WHAT TO DO:
Show all lines from the listing below that contain "text".

(Rows from a figure dataset)
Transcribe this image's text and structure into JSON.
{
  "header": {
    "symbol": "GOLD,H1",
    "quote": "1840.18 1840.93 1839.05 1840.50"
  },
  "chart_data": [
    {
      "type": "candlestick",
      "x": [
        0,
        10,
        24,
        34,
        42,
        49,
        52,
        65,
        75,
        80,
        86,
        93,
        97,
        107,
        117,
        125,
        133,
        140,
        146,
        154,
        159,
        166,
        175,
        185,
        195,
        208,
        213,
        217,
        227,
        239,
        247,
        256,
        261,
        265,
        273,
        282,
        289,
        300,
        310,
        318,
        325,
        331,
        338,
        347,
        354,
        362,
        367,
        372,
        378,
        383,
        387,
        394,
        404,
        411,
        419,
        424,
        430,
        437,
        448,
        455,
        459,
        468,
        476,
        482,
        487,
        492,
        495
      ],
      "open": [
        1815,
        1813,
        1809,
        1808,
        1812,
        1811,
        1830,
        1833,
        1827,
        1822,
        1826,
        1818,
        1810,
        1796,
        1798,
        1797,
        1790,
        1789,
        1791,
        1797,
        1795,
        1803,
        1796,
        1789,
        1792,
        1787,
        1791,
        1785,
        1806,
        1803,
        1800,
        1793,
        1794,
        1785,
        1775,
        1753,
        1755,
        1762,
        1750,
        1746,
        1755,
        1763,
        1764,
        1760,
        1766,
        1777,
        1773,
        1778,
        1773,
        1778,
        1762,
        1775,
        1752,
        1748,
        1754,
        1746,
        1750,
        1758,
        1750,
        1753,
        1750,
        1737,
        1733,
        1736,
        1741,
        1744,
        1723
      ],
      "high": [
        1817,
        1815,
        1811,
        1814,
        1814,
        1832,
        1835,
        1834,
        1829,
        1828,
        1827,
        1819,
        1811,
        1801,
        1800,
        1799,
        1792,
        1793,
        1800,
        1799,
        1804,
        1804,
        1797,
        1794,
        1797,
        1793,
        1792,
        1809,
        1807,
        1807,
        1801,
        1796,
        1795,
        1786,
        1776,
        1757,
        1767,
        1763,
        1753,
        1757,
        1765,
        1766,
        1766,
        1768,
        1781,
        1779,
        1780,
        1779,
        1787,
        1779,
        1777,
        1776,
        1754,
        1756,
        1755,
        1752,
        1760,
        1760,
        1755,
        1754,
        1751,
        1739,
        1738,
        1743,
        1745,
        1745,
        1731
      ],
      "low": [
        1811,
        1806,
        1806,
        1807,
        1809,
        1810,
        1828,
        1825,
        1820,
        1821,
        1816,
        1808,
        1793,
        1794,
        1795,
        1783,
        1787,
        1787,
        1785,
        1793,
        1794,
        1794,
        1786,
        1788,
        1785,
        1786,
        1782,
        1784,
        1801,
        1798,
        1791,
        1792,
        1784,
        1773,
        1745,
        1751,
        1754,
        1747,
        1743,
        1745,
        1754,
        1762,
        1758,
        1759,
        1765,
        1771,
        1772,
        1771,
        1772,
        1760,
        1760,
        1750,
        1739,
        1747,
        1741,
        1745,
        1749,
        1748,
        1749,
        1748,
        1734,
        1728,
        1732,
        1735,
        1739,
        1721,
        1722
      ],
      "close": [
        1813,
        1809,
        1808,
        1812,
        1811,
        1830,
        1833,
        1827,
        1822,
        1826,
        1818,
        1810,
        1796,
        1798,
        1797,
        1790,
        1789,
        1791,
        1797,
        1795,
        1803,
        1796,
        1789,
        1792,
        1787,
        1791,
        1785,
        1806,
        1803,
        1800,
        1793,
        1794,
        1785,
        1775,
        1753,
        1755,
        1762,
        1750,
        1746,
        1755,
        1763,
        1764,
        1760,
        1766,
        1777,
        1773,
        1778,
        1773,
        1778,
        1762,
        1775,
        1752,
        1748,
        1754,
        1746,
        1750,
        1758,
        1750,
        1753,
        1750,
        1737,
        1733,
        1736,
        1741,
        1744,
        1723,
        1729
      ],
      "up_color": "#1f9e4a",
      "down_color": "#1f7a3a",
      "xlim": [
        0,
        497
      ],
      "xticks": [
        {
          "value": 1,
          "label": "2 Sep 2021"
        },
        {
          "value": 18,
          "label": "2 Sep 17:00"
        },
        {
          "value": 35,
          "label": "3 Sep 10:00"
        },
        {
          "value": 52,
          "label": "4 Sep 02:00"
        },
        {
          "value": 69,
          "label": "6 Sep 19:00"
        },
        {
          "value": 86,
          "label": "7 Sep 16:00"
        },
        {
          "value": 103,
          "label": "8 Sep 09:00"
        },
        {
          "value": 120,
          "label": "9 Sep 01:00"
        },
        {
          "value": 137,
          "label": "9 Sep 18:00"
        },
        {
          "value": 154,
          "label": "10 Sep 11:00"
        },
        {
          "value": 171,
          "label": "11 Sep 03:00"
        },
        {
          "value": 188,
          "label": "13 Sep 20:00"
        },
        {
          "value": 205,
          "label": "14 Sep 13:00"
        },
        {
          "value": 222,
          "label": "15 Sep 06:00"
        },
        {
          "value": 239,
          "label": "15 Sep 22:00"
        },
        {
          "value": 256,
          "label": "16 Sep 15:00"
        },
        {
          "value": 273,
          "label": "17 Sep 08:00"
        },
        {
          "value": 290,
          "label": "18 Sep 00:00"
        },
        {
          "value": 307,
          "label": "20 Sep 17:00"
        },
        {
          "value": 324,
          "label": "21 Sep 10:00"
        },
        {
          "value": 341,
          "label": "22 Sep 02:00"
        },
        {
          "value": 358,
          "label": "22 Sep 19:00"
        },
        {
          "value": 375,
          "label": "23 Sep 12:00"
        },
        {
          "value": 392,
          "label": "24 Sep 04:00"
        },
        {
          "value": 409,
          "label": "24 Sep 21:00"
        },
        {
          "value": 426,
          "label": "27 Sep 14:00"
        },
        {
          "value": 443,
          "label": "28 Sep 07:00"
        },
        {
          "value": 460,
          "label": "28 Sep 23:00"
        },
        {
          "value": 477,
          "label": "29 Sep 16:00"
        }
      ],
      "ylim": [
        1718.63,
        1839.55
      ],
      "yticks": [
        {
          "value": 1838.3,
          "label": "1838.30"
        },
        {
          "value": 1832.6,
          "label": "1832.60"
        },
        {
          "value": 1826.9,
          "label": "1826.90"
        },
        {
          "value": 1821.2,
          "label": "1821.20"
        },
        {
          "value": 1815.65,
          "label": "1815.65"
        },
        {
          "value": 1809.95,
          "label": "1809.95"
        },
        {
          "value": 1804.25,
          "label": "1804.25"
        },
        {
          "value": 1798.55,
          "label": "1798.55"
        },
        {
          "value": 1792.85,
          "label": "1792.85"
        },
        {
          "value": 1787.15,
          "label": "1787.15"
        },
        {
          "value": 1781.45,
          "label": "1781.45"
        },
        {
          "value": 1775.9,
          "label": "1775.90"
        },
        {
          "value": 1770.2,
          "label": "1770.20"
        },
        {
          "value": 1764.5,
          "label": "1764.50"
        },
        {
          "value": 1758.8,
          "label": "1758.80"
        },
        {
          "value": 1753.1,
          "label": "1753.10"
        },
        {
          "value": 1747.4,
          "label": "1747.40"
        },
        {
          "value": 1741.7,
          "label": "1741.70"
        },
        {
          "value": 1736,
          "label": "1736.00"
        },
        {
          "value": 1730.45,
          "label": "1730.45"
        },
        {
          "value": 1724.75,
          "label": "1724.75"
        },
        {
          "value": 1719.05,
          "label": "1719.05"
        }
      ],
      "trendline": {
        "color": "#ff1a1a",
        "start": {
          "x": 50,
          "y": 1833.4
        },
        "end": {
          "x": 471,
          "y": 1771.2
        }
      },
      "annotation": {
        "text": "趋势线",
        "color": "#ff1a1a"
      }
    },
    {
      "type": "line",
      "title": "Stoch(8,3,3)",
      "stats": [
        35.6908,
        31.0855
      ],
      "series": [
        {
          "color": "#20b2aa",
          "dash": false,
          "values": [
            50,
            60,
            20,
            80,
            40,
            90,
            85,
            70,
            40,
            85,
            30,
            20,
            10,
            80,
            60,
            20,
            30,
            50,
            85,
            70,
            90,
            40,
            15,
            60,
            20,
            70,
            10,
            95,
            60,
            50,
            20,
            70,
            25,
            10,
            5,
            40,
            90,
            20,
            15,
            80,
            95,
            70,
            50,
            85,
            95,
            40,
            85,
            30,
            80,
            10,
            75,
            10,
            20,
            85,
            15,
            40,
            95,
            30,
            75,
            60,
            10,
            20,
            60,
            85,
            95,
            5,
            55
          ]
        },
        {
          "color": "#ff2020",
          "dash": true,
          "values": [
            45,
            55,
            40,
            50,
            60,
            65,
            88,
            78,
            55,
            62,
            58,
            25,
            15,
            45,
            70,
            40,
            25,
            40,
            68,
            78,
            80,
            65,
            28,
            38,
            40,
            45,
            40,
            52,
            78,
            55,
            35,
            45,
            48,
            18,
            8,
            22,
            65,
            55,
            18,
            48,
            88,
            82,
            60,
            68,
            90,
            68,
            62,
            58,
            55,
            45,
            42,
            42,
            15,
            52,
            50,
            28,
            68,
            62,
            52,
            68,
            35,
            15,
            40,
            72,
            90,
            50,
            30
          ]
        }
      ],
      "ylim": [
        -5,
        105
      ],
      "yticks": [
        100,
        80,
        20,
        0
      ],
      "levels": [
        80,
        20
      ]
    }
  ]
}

ANSWER IN FULL:
Transcribe this image's text and structure into JSON.
        "text": "趋势线",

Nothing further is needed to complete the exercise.